**Aim of the exercise**
Go through the data below and copy it exactly, skipping every picture.

**Data to use**
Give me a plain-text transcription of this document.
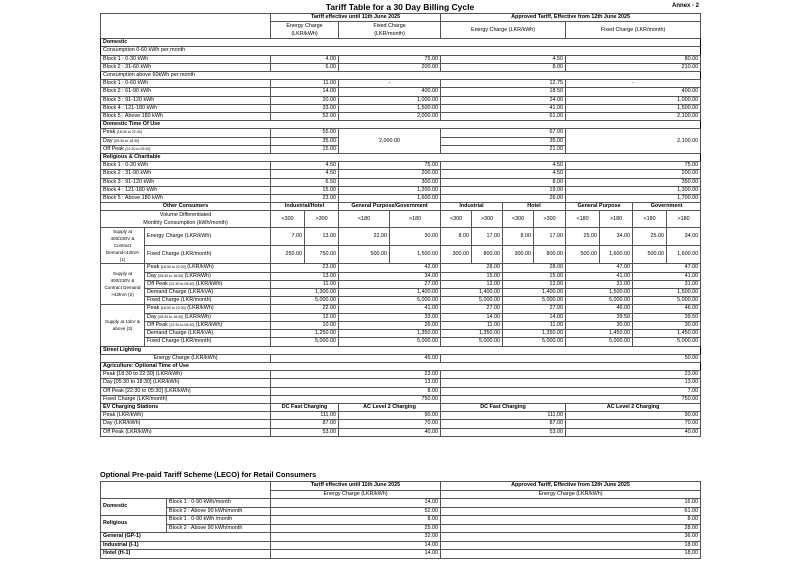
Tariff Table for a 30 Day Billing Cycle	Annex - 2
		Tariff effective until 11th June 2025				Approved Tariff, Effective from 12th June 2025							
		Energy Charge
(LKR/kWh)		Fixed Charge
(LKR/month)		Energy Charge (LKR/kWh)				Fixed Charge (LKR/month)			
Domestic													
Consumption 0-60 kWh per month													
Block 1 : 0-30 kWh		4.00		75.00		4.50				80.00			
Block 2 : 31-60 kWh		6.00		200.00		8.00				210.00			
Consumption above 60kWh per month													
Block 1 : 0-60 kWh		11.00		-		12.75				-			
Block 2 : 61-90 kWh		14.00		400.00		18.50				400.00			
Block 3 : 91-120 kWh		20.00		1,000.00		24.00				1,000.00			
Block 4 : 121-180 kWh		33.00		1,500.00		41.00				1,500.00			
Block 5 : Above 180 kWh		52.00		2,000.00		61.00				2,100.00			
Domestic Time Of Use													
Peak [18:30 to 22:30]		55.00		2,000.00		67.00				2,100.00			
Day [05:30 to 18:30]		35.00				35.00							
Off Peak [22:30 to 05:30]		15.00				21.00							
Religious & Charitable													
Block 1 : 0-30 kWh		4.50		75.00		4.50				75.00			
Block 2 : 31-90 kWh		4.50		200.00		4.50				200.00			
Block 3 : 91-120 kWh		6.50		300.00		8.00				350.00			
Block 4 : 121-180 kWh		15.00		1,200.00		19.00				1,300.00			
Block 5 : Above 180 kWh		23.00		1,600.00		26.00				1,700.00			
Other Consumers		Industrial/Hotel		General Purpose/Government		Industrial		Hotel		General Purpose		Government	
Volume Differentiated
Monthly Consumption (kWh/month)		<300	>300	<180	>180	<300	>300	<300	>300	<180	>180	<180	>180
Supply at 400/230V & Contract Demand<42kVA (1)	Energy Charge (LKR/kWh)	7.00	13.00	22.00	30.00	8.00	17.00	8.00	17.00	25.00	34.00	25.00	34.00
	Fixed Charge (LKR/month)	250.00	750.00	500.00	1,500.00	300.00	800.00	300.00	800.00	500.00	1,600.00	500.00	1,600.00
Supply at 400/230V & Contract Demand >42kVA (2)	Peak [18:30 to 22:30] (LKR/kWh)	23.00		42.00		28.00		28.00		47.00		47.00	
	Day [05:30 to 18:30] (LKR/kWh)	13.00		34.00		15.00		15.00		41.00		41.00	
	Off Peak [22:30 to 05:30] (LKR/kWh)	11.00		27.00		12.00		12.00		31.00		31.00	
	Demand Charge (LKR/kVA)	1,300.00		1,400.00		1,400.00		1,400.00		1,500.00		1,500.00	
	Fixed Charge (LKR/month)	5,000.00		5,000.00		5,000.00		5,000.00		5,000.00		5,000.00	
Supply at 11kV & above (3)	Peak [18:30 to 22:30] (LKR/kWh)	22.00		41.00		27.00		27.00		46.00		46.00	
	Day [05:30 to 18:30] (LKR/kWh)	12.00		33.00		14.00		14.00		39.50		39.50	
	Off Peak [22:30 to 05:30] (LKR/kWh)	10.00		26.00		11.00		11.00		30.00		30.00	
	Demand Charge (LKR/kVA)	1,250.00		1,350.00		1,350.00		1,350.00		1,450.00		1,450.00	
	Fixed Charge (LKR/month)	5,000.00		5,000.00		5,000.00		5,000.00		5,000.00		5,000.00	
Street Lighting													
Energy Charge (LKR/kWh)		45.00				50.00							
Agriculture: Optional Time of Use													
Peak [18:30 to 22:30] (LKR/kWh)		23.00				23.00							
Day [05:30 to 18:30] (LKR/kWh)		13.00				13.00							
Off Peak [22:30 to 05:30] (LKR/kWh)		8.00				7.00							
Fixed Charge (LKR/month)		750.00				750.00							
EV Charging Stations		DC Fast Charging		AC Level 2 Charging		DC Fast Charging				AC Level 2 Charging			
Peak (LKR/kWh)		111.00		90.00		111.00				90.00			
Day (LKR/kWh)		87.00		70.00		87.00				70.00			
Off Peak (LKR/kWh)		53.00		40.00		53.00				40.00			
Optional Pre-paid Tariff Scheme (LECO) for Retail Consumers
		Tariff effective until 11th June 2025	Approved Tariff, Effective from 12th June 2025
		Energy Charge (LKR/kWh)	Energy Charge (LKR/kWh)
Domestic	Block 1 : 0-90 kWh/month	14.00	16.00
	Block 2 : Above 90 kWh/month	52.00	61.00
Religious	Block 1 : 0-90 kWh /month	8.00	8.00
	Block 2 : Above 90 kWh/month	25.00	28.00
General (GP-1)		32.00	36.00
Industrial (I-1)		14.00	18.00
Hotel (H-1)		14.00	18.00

**Response**
Give me a plain-text transcription of this document.
Tariff Table for a 30 Day Billing Cycle	Annex - 2
		Tariff effective until 11th June 2025				Approved Tariff, Effective from 12th June 2025							
		Energy Charge
(LKR/kWh)		Fixed Charge
(LKR/month)		Energy Charge (LKR/kWh)				Fixed Charge (LKR/month)			
Domestic													
Consumption 0-60 kWh per month													
Block 1 : 0-30 kWh		4.00		75.00		4.50				80.00			
Block 2 : 31-60 kWh		6.00		200.00		8.00				210.00			
Consumption above 60kWh per month													
Block 1 : 0-60 kWh		11.00		-		12.75				-			
Block 2 : 61-90 kWh		14.00		400.00		18.50				400.00			
Block 3 : 91-120 kWh		20.00		1,000.00		24.00				1,000.00			
Block 4 : 121-180 kWh		33.00		1,500.00		41.00				1,500.00			
Block 5 : Above 180 kWh		52.00		2,000.00		61.00				2,100.00			
Domestic Time Of Use													
Peak [18:30 to 22:30]		55.00		2,000.00		67.00				2,100.00			
Day [05:30 to 18:30]		35.00				35.00							
Off Peak [22:30 to 05:30]		15.00				21.00							
Religious & Charitable													
Block 1 : 0-30 kWh		4.50		75.00		4.50				75.00			
Block 2 : 31-90 kWh		4.50		200.00		4.50				200.00			
Block 3 : 91-120 kWh		6.50		300.00		8.00				350.00			
Block 4 : 121-180 kWh		15.00		1,200.00		19.00				1,300.00			
Block 5 : Above 180 kWh		23.00		1,600.00		26.00				1,700.00			
Other Consumers		Industrial/Hotel		General Purpose/Government		Industrial		Hotel		General Purpose		Government	
Volume Differentiated
Monthly Consumption (kWh/month)		<300	>300	<180	>180	<300	>300	<300	>300	<180	>180	<180	>180
Supply at 400/230V & Contract Demand<42kVA (1)	Energy Charge (LKR/kWh)	7.00	13.00	22.00	30.00	8.00	17.00	8.00	17.00	25.00	34.00	25.00	34.00
	Fixed Charge (LKR/month)	250.00	750.00	500.00	1,500.00	300.00	800.00	300.00	800.00	500.00	1,600.00	500.00	1,600.00
Supply at 400/230V & Contract Demand >42kVA (2)	Peak [18:30 to 22:30] (LKR/kWh)	23.00		42.00		28.00		28.00		47.00		47.00	
	Day [05:30 to 18:30] (LKR/kWh)	13.00		34.00		15.00		15.00		41.00		41.00	
	Off Peak [22:30 to 05:30] (LKR/kWh)	11.00		27.00		12.00		12.00		31.00		31.00	
	Demand Charge (LKR/kVA)	1,300.00		1,400.00		1,400.00		1,400.00		1,500.00		1,500.00	
	Fixed Charge (LKR/month)	5,000.00		5,000.00		5,000.00		5,000.00		5,000.00		5,000.00	
Supply at 11kV & above (3)	Peak [18:30 to 22:30] (LKR/kWh)	22.00		41.00		27.00		27.00		46.00		46.00	
	Day [05:30 to 18:30] (LKR/kWh)	12.00		33.00		14.00		14.00		39.50		39.50	
	Off Peak [22:30 to 05:30] (LKR/kWh)	10.00		26.00		11.00		11.00		30.00		30.00	
	Demand Charge (LKR/kVA)	1,250.00		1,350.00		1,350.00		1,350.00		1,450.00		1,450.00	
	Fixed Charge (LKR/month)	5,000.00		5,000.00		5,000.00		5,000.00		5,000.00		5,000.00	
Street Lighting													
Energy Charge (LKR/kWh)		45.00				50.00							
Agriculture: Optional Time of Use													
Peak [18:30 to 22:30] (LKR/kWh)		23.00				23.00							
Day [05:30 to 18:30] (LKR/kWh)		13.00				13.00							
Off Peak [22:30 to 05:30] (LKR/kWh)		8.00				7.00							
Fixed Charge (LKR/month)		750.00				750.00							
EV Charging Stations		DC Fast Charging		AC Level 2 Charging		DC Fast Charging				AC Level 2 Charging			
Peak (LKR/kWh)		111.00		90.00		111.00				90.00			
Day (LKR/kWh)		87.00		70.00		87.00				70.00			
Off Peak (LKR/kWh)		53.00		40.00		53.00				40.00			
Optional Pre-paid Tariff Scheme (LECO) for Retail Consumers
		Tariff effective until 11th June 2025	Approved Tariff, Effective from 12th June 2025
		Energy Charge (LKR/kWh)	Energy Charge (LKR/kWh)
Domestic	Block 1 : 0-90 kWh/month	14.00	16.00
	Block 2 : Above 90 kWh/month	52.00	61.00
Religious	Block 1 : 0-90 kWh /month	8.00	8.00
	Block 2 : Above 90 kWh/month	25.00	28.00
General (GP-1)		32.00	36.00
Industrial (I-1)		14.00	18.00
Hotel (H-1)		14.00	18.00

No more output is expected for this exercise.